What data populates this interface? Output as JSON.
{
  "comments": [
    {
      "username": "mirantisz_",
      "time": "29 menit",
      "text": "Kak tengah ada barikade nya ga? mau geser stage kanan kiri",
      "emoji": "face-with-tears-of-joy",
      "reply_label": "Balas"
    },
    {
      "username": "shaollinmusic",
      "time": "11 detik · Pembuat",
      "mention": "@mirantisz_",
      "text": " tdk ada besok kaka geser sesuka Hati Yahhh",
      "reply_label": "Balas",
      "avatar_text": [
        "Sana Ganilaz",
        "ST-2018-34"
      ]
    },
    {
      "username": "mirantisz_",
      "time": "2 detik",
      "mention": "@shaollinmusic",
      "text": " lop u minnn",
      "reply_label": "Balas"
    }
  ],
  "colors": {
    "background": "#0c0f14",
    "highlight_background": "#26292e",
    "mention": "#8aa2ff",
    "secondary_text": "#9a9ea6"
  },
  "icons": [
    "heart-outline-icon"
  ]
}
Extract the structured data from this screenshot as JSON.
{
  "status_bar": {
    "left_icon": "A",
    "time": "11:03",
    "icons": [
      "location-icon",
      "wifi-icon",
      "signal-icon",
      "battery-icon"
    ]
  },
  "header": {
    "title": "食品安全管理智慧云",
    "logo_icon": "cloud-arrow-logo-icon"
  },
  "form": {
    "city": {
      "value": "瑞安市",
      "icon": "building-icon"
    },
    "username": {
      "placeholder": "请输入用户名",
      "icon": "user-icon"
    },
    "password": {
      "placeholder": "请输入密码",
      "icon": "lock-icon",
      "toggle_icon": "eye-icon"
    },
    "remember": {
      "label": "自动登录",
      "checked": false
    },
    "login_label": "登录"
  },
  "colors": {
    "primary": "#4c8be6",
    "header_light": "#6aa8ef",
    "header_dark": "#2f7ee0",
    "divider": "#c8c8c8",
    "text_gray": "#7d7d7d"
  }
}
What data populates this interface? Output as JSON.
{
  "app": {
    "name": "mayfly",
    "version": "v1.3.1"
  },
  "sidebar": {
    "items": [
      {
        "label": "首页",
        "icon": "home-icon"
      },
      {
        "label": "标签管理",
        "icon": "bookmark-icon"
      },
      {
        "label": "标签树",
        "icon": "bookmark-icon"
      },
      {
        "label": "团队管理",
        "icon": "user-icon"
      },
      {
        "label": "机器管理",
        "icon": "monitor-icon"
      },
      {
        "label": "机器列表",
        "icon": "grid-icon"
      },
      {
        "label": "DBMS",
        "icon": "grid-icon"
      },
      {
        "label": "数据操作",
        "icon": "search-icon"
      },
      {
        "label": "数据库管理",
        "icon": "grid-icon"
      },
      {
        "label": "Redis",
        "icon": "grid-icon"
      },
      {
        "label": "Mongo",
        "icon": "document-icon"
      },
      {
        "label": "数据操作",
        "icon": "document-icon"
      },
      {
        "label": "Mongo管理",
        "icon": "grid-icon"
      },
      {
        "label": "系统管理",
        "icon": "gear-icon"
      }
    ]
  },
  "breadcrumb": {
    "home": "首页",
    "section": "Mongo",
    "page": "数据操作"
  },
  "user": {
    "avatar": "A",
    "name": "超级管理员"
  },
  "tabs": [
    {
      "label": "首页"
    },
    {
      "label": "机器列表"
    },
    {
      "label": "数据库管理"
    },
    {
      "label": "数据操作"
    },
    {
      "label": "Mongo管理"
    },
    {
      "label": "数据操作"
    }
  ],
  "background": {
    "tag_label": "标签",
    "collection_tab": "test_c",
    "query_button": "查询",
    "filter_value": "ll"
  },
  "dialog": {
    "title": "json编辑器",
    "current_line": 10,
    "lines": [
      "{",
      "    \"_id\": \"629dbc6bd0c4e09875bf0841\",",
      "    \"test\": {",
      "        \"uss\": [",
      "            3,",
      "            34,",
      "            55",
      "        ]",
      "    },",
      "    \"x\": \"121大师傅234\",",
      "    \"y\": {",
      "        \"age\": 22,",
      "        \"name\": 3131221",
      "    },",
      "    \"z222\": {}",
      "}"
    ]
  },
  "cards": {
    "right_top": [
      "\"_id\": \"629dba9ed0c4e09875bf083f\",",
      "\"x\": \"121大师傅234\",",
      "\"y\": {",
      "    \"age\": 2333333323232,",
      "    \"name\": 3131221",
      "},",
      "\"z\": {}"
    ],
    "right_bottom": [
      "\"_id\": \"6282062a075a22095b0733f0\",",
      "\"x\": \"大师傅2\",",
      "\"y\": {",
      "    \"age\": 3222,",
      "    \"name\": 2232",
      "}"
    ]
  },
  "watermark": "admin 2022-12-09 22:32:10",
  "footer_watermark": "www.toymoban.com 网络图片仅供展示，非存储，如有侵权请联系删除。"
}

Work to do
Return every entry exactly as given.

Response
What data populates this interface? Output as JSON.
{
  "comments": [
    {
      "username": "mirantisz_",
      "time": "29 menit",
      "text": "Kak tengah ada barikade nya ga? mau geser stage kanan kiri",
      "emoji": "face-with-tears-of-joy",
      "reply_label": "Balas"
    },
    {
      "username": "shaollinmusic",
      "time": "11 detik · Pembuat",
      "mention": "@mirantisz_",
      "text": " tdk ada besok kaka geser sesuka Hati Yahhh",
      "reply_label": "Balas",
      "avatar_text": [
        "Sana Ganilaz",
        "ST-2018-34"
      ]
    },
    {
      "username": "mirantisz_",
      "time": "2 detik",
      "mention": "@shaollinmusic",
      "text": " lop u minnn",
      "reply_label": "Balas"
    }
  ],
  "colors": {
    "background": "#0c0f14",
    "highlight_background": "#26292e",
    "mention": "#8aa2ff",
    "secondary_text": "#9a9ea6"
  },
  "icons": [
    "heart-outline-icon"
  ]
}
Extract the structured data from this screenshot as JSON.
{
  "status_bar": {
    "left_icon": "A",
    "time": "11:03",
    "icons": [
      "location-icon",
      "wifi-icon",
      "signal-icon",
      "battery-icon"
    ]
  },
  "header": {
    "title": "食品安全管理智慧云",
    "logo_icon": "cloud-arrow-logo-icon"
  },
  "form": {
    "city": {
      "value": "瑞安市",
      "icon": "building-icon"
    },
    "username": {
      "placeholder": "请输入用户名",
      "icon": "user-icon"
    },
    "password": {
      "placeholder": "请输入密码",
      "icon": "lock-icon",
      "toggle_icon": "eye-icon"
    },
    "remember": {
      "label": "自动登录",
      "checked": false
    },
    "login_label": "登录"
  },
  "colors": {
    "primary": "#4c8be6",
    "header_light": "#6aa8ef",
    "header_dark": "#2f7ee0",
    "divider": "#c8c8c8",
    "text_gray": "#7d7d7d"
  }
}
What data populates this interface? Output as JSON.
{
  "app": {
    "name": "mayfly",
    "version": "v1.3.1"
  },
  "sidebar": {
    "items": [
      {
        "label": "首页",
        "icon": "home-icon"
      },
      {
        "label": "标签管理",
        "icon": "bookmark-icon"
      },
      {
        "label": "标签树",
        "icon": "bookmark-icon"
      },
      {
        "label": "团队管理",
        "icon": "user-icon"
      },
      {
        "label": "机器管理",
        "icon": "monitor-icon"
      },
      {
        "label": "机器列表",
        "icon": "grid-icon"
      },
      {
        "label": "DBMS",
        "icon": "grid-icon"
      },
      {
        "label": "数据操作",
        "icon": "search-icon"
      },
      {
        "label": "数据库管理",
        "icon": "grid-icon"
      },
      {
        "label": "Redis",
        "icon": "grid-icon"
      },
      {
        "label": "Mongo",
        "icon": "document-icon"
      },
      {
        "label": "数据操作",
        "icon": "document-icon"
      },
      {
        "label": "Mongo管理",
        "icon": "grid-icon"
      },
      {
        "label": "系统管理",
        "icon": "gear-icon"
      }
    ]
  },
  "breadcrumb": {
    "home": "首页",
    "section": "Mongo",
    "page": "数据操作"
  },
  "user": {
    "avatar": "A",
    "name": "超级管理员"
  },
  "tabs": [
    {
      "label": "首页"
    },
    {
      "label": "机器列表"
    },
    {
      "label": "数据库管理"
    },
    {
      "label": "数据操作"
    },
    {
      "label": "Mongo管理"
    },
    {
      "label": "数据操作"
    }
  ],
  "background": {
    "tag_label": "标签",
    "collection_tab": "test_c",
    "query_button": "查询",
    "filter_value": "ll"
  },
  "dialog": {
    "title": "json编辑器",
    "current_line": 10,
    "lines": [
      "{",
      "    \"_id\": \"629dbc6bd0c4e09875bf0841\",",
      "    \"test\": {",
      "        \"uss\": [",
      "            3,",
      "            34,",
      "            55",
      "        ]",
      "    },",
      "    \"x\": \"121大师傅234\",",
      "    \"y\": {",
      "        \"age\": 22,",
      "        \"name\": 3131221",
      "    },",
      "    \"z222\": {}",
      "}"
    ]
  },
  "cards": {
    "right_top": [
      "\"_id\": \"629dba9ed0c4e09875bf083f\",",
      "\"x\": \"121大师傅234\",",
      "\"y\": {",
      "    \"age\": 2333333323232,",
      "    \"name\": 3131221",
      "},",
      "\"z\": {}"
    ],
    "right_bottom": [
      "\"_id\": \"6282062a075a22095b0733f0\",",
      "\"x\": \"大师傅2\",",
      "\"y\": {",
      "    \"age\": 3222,",
      "    \"name\": 2232",
      "}"
    ]
  },
  "watermark": "admin 2022-12-09 22:32:10",
  "footer_watermark": "www.toymoban.com 网络图片仅供展示，非存储，如有侵权请联系删除。"
}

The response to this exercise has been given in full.